List each line of the data that holds the word "ylabel".

Data extract
———
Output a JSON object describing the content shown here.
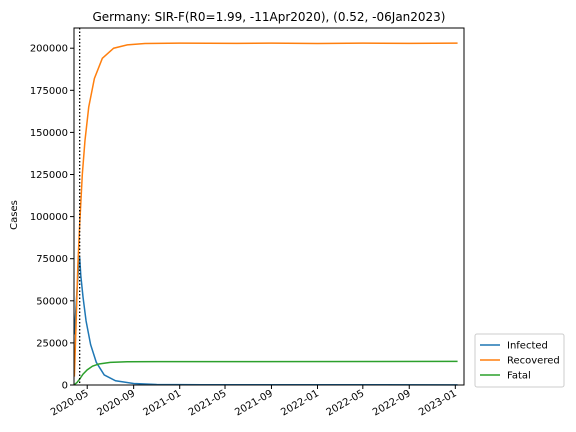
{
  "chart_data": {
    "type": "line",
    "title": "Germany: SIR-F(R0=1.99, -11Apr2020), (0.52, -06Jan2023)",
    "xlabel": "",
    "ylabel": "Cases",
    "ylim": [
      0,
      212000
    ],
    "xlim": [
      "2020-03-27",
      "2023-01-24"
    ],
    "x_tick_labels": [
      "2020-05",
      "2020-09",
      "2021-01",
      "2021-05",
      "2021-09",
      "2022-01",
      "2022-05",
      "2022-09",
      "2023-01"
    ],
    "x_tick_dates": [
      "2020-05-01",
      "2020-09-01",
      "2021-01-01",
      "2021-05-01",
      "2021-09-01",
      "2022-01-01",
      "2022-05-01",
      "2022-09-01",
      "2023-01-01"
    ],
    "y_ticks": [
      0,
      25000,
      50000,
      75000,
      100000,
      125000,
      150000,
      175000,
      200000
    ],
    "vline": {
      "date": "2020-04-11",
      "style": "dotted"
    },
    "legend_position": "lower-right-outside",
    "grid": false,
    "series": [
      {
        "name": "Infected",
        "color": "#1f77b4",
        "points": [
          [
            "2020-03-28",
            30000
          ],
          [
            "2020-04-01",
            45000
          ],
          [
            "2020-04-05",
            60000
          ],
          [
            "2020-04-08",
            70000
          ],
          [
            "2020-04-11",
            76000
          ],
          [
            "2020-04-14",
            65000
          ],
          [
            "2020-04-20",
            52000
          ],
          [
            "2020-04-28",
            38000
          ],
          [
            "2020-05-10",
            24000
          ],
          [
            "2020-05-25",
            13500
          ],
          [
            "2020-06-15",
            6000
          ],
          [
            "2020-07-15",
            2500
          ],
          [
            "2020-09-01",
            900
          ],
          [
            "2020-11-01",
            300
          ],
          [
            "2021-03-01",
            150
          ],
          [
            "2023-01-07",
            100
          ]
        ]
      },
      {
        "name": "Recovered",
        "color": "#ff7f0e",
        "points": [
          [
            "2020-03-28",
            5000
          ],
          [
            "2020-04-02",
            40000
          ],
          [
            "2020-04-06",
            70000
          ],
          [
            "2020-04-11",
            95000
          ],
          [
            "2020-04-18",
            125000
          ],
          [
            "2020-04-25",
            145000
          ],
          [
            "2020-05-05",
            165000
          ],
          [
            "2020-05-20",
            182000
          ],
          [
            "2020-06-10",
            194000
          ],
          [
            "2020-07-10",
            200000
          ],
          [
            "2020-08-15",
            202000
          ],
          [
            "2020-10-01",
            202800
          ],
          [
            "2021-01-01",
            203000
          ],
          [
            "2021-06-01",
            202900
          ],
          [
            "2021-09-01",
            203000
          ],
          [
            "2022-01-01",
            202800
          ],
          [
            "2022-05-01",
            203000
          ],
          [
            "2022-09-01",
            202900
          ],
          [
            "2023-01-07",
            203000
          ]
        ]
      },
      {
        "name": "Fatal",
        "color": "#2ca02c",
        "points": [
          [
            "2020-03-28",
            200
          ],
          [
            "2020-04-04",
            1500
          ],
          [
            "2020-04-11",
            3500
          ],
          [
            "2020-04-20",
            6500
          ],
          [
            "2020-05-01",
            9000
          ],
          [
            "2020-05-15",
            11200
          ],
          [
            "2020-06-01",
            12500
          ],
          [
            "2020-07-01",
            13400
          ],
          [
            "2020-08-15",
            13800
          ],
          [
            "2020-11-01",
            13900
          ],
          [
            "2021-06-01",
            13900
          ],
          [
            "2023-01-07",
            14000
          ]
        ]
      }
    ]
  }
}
———
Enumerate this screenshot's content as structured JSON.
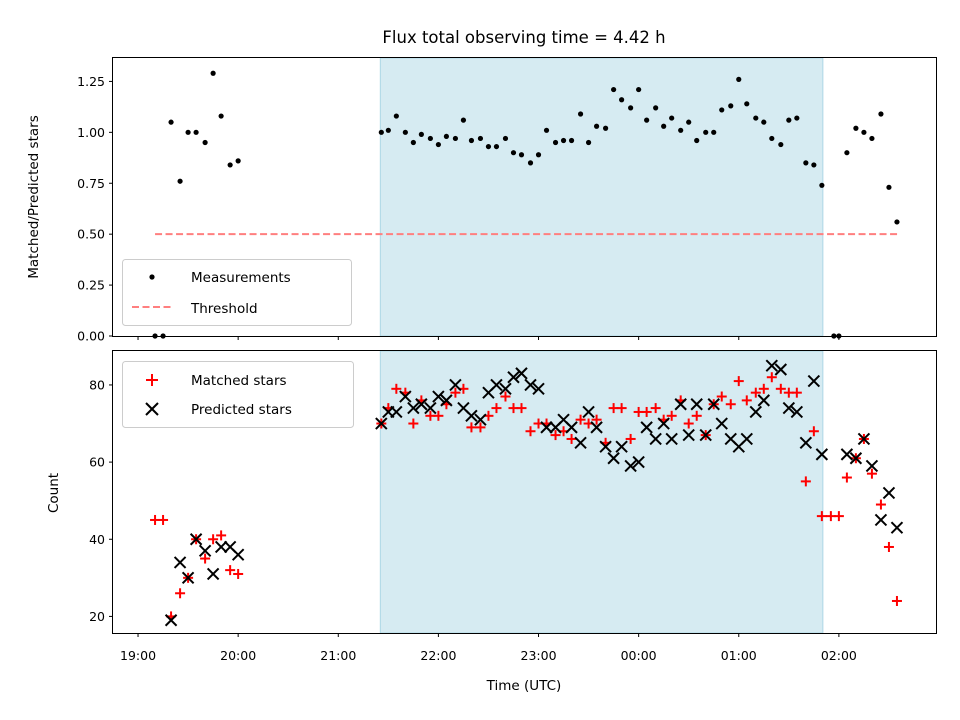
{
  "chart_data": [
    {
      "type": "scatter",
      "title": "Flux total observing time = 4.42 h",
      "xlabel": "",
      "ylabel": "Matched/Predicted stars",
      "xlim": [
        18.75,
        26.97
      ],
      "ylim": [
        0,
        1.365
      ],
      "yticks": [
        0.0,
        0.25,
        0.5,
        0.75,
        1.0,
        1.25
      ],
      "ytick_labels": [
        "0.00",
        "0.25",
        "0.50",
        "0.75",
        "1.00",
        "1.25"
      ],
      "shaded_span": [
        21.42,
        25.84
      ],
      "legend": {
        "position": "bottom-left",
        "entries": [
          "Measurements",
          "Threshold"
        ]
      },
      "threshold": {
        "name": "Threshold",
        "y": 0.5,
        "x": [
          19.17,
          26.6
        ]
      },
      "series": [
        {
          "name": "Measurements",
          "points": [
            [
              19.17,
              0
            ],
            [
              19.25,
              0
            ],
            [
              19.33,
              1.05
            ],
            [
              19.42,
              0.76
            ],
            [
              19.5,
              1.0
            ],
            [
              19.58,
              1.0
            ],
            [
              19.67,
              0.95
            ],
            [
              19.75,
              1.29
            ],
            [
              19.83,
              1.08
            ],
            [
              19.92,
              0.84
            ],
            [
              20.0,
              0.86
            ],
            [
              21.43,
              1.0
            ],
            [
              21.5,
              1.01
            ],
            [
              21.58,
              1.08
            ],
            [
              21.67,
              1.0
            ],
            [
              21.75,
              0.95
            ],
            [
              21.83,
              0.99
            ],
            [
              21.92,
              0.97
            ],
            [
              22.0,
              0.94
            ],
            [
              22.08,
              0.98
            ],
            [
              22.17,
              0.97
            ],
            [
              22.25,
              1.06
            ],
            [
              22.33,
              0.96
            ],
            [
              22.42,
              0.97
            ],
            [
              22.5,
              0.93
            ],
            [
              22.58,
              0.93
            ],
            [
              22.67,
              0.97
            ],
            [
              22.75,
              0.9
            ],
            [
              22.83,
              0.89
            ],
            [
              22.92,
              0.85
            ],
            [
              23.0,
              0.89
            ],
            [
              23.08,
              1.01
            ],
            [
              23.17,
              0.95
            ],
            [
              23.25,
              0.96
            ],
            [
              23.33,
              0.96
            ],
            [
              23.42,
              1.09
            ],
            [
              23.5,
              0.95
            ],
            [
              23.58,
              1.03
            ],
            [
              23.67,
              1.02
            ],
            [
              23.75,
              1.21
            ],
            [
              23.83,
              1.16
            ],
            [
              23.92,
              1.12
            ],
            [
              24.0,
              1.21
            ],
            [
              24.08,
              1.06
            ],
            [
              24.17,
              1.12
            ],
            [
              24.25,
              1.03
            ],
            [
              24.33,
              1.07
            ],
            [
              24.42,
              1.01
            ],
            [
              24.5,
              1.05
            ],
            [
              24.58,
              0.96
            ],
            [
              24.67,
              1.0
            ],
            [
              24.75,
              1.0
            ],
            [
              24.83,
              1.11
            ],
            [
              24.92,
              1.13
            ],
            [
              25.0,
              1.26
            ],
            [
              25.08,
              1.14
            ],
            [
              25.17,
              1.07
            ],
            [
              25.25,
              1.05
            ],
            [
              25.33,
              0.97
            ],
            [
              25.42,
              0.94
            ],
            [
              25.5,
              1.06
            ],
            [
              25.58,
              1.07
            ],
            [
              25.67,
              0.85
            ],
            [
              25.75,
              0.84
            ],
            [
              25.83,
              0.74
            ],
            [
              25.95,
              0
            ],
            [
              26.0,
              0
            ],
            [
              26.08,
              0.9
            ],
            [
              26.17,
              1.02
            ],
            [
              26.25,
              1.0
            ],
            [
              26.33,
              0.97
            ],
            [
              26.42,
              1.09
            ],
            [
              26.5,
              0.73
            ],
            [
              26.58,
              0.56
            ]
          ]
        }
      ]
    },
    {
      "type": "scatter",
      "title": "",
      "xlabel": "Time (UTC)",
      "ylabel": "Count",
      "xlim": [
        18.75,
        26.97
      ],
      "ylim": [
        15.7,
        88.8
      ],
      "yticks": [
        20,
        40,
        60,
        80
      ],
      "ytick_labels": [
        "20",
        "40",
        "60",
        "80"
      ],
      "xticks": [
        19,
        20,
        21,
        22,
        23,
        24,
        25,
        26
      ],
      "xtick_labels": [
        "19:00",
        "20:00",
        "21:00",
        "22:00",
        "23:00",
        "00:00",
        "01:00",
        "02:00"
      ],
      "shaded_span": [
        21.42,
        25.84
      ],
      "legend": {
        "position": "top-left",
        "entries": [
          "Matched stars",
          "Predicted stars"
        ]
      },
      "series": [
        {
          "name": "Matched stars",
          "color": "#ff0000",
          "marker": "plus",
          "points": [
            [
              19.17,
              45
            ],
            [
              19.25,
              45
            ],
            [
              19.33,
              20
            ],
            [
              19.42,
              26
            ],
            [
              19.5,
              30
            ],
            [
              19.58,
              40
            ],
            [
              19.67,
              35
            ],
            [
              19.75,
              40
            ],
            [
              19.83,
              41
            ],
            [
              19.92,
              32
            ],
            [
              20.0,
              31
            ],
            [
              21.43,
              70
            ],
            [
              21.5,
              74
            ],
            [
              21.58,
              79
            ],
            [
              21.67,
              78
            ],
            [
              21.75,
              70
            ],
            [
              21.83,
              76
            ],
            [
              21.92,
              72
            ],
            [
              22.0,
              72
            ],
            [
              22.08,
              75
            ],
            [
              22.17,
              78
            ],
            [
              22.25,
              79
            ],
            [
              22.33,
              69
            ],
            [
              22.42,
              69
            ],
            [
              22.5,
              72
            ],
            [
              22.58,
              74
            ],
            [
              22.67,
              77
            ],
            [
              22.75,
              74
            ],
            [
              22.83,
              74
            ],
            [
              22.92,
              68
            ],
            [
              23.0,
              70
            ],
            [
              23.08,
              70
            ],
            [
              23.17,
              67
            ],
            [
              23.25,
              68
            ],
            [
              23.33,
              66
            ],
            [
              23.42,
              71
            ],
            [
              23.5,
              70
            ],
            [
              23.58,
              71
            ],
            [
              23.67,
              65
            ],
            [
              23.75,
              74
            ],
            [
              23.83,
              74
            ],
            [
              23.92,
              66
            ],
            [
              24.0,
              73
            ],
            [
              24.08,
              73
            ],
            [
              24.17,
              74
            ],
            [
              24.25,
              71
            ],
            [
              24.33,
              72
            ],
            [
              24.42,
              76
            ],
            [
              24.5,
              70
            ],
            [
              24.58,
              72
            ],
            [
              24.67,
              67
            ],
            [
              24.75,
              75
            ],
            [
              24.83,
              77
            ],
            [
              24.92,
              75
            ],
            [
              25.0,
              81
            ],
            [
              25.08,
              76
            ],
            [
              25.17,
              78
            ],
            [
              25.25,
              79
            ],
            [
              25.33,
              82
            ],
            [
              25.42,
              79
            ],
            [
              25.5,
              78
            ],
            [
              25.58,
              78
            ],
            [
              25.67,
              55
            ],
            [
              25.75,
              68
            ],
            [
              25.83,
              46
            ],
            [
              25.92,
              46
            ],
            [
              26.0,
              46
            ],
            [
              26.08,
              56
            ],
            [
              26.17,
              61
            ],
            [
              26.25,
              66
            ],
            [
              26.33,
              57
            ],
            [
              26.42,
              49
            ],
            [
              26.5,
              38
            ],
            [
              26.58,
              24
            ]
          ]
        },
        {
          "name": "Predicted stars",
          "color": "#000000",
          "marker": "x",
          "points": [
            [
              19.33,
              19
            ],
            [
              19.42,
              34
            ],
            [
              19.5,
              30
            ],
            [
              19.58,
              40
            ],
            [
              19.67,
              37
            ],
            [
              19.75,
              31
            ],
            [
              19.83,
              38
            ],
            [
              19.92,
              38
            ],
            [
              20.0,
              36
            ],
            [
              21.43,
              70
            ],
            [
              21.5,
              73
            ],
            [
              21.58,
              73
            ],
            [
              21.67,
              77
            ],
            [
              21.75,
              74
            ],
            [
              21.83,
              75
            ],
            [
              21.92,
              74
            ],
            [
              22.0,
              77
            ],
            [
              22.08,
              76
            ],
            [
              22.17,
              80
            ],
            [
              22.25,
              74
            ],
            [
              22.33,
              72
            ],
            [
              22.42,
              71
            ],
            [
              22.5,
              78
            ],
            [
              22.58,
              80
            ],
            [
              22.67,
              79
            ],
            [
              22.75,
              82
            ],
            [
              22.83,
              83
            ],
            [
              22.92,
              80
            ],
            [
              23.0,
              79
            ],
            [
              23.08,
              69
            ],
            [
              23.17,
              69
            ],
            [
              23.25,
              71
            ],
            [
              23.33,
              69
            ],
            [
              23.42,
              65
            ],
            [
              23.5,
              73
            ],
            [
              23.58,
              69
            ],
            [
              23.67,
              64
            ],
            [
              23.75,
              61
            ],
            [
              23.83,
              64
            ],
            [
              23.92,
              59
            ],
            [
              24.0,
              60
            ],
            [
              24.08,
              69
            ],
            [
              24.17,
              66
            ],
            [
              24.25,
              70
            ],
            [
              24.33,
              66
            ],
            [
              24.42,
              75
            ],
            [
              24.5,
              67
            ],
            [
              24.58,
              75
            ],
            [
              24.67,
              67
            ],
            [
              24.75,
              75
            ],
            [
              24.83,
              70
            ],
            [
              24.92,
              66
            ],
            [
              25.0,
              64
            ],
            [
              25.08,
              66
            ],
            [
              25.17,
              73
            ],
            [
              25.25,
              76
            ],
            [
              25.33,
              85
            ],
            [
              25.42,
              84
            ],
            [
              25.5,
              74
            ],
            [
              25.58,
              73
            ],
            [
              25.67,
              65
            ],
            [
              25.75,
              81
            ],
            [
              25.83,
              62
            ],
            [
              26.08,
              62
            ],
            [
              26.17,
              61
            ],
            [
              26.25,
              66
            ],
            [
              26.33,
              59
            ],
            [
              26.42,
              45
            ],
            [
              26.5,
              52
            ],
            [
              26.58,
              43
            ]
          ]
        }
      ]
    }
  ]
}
———
The output
    "ylabel": "Cases",
      "ylabel": "Matched/Predicted stars",
      "ylabel": "Count",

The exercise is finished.